---------- DATA IN THIS EXERCISE

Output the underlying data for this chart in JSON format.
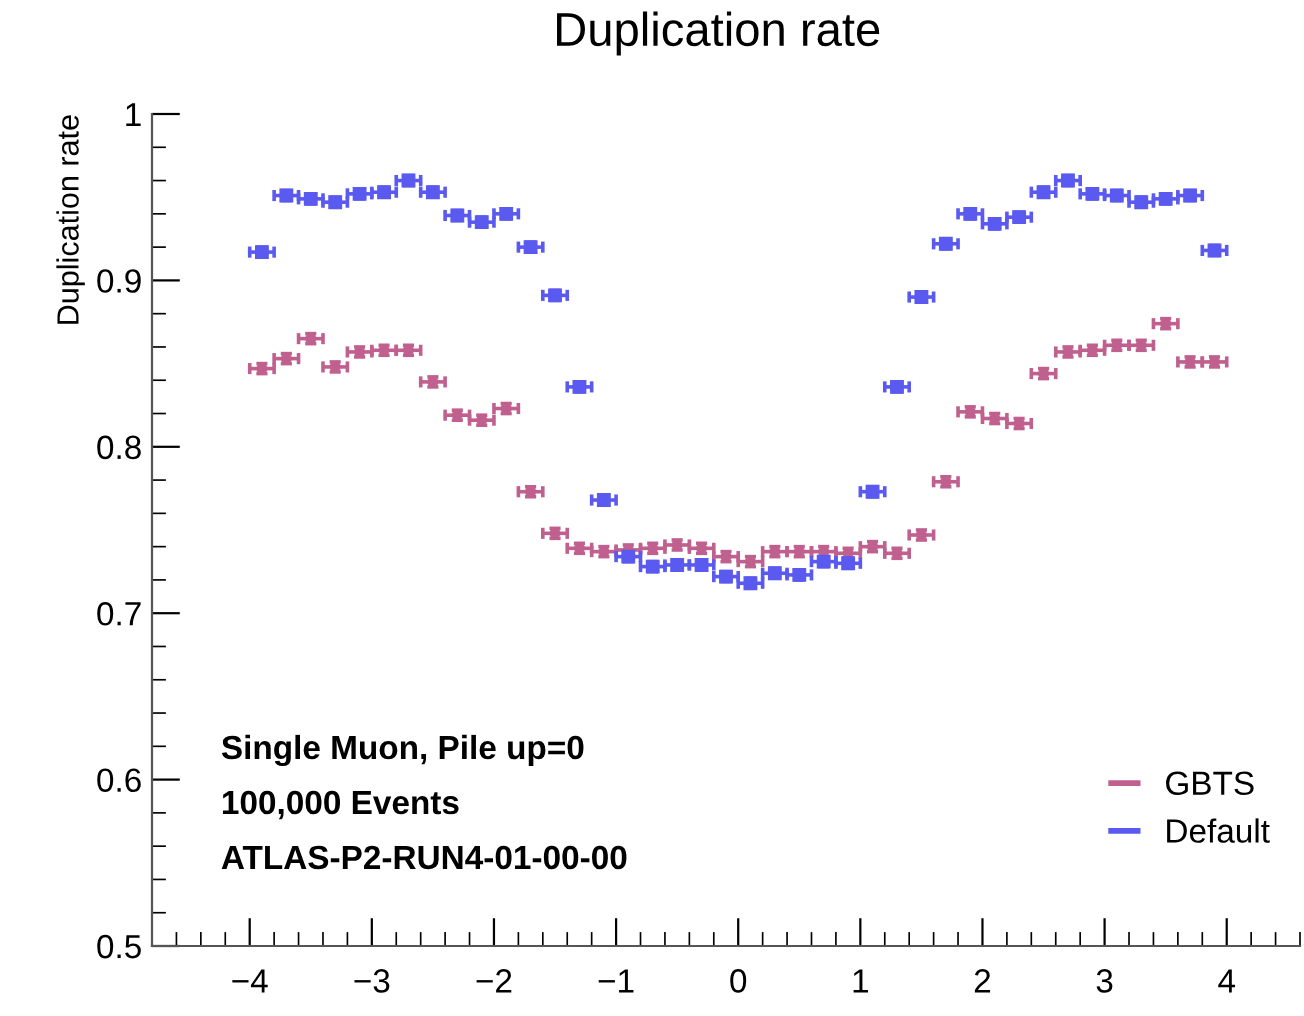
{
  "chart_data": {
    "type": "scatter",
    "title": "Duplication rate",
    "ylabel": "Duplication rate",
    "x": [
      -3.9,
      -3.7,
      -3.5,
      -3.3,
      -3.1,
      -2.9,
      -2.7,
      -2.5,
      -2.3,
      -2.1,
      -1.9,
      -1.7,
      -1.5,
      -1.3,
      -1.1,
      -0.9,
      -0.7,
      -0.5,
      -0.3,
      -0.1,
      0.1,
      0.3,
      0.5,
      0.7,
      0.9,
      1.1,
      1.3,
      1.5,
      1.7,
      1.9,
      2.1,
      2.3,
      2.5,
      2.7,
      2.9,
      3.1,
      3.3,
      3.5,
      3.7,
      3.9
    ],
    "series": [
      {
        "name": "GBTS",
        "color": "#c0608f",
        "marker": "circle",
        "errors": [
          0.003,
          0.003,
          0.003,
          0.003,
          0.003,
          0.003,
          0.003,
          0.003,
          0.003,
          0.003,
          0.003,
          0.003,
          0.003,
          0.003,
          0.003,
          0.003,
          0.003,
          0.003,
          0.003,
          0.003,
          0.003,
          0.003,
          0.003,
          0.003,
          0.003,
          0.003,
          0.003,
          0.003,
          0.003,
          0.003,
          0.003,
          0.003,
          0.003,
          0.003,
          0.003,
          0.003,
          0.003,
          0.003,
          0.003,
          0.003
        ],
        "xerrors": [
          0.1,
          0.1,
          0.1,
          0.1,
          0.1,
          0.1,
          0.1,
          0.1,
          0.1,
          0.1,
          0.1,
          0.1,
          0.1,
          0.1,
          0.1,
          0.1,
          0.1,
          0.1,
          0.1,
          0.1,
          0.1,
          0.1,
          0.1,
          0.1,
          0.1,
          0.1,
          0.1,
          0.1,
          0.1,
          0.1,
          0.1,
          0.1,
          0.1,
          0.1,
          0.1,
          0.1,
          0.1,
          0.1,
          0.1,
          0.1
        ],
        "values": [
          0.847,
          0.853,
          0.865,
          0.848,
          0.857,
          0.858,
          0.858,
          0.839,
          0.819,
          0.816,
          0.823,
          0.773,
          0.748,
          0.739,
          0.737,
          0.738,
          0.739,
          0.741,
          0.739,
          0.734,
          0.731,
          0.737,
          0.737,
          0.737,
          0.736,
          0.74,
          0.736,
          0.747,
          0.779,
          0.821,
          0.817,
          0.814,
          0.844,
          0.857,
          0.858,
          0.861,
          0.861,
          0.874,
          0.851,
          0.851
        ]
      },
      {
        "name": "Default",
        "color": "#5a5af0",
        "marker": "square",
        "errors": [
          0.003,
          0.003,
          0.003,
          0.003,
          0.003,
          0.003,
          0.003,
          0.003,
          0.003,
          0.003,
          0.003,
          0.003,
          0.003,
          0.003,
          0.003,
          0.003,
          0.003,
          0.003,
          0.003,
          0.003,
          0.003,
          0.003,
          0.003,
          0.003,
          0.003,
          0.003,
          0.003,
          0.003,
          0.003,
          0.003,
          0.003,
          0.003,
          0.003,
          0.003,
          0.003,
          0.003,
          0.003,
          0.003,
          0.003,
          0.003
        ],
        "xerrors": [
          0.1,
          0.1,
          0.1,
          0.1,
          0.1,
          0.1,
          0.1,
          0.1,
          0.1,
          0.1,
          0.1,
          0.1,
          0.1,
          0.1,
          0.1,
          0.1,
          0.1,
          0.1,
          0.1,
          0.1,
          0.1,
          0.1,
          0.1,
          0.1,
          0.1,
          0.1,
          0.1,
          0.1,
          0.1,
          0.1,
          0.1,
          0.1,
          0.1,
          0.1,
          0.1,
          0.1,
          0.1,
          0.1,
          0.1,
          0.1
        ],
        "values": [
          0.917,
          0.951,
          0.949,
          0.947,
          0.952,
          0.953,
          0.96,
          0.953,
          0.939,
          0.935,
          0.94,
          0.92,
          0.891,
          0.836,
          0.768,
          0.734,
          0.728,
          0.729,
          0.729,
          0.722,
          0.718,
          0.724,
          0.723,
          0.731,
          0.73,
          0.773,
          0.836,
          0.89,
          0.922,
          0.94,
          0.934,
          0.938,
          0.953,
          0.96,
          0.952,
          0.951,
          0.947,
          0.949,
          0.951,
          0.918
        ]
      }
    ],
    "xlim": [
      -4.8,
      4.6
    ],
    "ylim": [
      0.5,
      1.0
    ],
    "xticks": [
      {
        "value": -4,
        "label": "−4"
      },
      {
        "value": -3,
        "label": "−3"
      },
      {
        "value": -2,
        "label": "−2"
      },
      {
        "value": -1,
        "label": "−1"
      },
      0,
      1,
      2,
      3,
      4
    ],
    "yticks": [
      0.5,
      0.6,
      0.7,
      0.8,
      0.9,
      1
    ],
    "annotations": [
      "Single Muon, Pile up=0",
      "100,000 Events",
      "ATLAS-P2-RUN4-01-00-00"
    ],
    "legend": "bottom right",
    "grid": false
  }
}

--------------------

#### THE TASK:
Drop the images and repeat the data exactly.

#### OUTPUT BELOW:
Output the underlying data for this chart in JSON format.
{
  "chart_data": {
    "type": "scatter",
    "title": "Duplication rate",
    "ylabel": "Duplication rate",
    "x": [
      -3.9,
      -3.7,
      -3.5,
      -3.3,
      -3.1,
      -2.9,
      -2.7,
      -2.5,
      -2.3,
      -2.1,
      -1.9,
      -1.7,
      -1.5,
      -1.3,
      -1.1,
      -0.9,
      -0.7,
      -0.5,
      -0.3,
      -0.1,
      0.1,
      0.3,
      0.5,
      0.7,
      0.9,
      1.1,
      1.3,
      1.5,
      1.7,
      1.9,
      2.1,
      2.3,
      2.5,
      2.7,
      2.9,
      3.1,
      3.3,
      3.5,
      3.7,
      3.9
    ],
    "series": [
      {
        "name": "GBTS",
        "color": "#c0608f",
        "marker": "circle",
        "errors": [
          0.003,
          0.003,
          0.003,
          0.003,
          0.003,
          0.003,
          0.003,
          0.003,
          0.003,
          0.003,
          0.003,
          0.003,
          0.003,
          0.003,
          0.003,
          0.003,
          0.003,
          0.003,
          0.003,
          0.003,
          0.003,
          0.003,
          0.003,
          0.003,
          0.003,
          0.003,
          0.003,
          0.003,
          0.003,
          0.003,
          0.003,
          0.003,
          0.003,
          0.003,
          0.003,
          0.003,
          0.003,
          0.003,
          0.003,
          0.003
        ],
        "xerrors": [
          0.1,
          0.1,
          0.1,
          0.1,
          0.1,
          0.1,
          0.1,
          0.1,
          0.1,
          0.1,
          0.1,
          0.1,
          0.1,
          0.1,
          0.1,
          0.1,
          0.1,
          0.1,
          0.1,
          0.1,
          0.1,
          0.1,
          0.1,
          0.1,
          0.1,
          0.1,
          0.1,
          0.1,
          0.1,
          0.1,
          0.1,
          0.1,
          0.1,
          0.1,
          0.1,
          0.1,
          0.1,
          0.1,
          0.1,
          0.1
        ],
        "values": [
          0.847,
          0.853,
          0.865,
          0.848,
          0.857,
          0.858,
          0.858,
          0.839,
          0.819,
          0.816,
          0.823,
          0.773,
          0.748,
          0.739,
          0.737,
          0.738,
          0.739,
          0.741,
          0.739,
          0.734,
          0.731,
          0.737,
          0.737,
          0.737,
          0.736,
          0.74,
          0.736,
          0.747,
          0.779,
          0.821,
          0.817,
          0.814,
          0.844,
          0.857,
          0.858,
          0.861,
          0.861,
          0.874,
          0.851,
          0.851
        ]
      },
      {
        "name": "Default",
        "color": "#5a5af0",
        "marker": "square",
        "errors": [
          0.003,
          0.003,
          0.003,
          0.003,
          0.003,
          0.003,
          0.003,
          0.003,
          0.003,
          0.003,
          0.003,
          0.003,
          0.003,
          0.003,
          0.003,
          0.003,
          0.003,
          0.003,
          0.003,
          0.003,
          0.003,
          0.003,
          0.003,
          0.003,
          0.003,
          0.003,
          0.003,
          0.003,
          0.003,
          0.003,
          0.003,
          0.003,
          0.003,
          0.003,
          0.003,
          0.003,
          0.003,
          0.003,
          0.003,
          0.003
        ],
        "xerrors": [
          0.1,
          0.1,
          0.1,
          0.1,
          0.1,
          0.1,
          0.1,
          0.1,
          0.1,
          0.1,
          0.1,
          0.1,
          0.1,
          0.1,
          0.1,
          0.1,
          0.1,
          0.1,
          0.1,
          0.1,
          0.1,
          0.1,
          0.1,
          0.1,
          0.1,
          0.1,
          0.1,
          0.1,
          0.1,
          0.1,
          0.1,
          0.1,
          0.1,
          0.1,
          0.1,
          0.1,
          0.1,
          0.1,
          0.1,
          0.1
        ],
        "values": [
          0.917,
          0.951,
          0.949,
          0.947,
          0.952,
          0.953,
          0.96,
          0.953,
          0.939,
          0.935,
          0.94,
          0.92,
          0.891,
          0.836,
          0.768,
          0.734,
          0.728,
          0.729,
          0.729,
          0.722,
          0.718,
          0.724,
          0.723,
          0.731,
          0.73,
          0.773,
          0.836,
          0.89,
          0.922,
          0.94,
          0.934,
          0.938,
          0.953,
          0.96,
          0.952,
          0.951,
          0.947,
          0.949,
          0.951,
          0.918
        ]
      }
    ],
    "xlim": [
      -4.8,
      4.6
    ],
    "ylim": [
      0.5,
      1.0
    ],
    "xticks": [
      {
        "value": -4,
        "label": "−4"
      },
      {
        "value": -3,
        "label": "−3"
      },
      {
        "value": -2,
        "label": "−2"
      },
      {
        "value": -1,
        "label": "−1"
      },
      0,
      1,
      2,
      3,
      4
    ],
    "yticks": [
      0.5,
      0.6,
      0.7,
      0.8,
      0.9,
      1
    ],
    "annotations": [
      "Single Muon, Pile up=0",
      "100,000 Events",
      "ATLAS-P2-RUN4-01-00-00"
    ],
    "legend": "bottom right",
    "grid": false
  }
}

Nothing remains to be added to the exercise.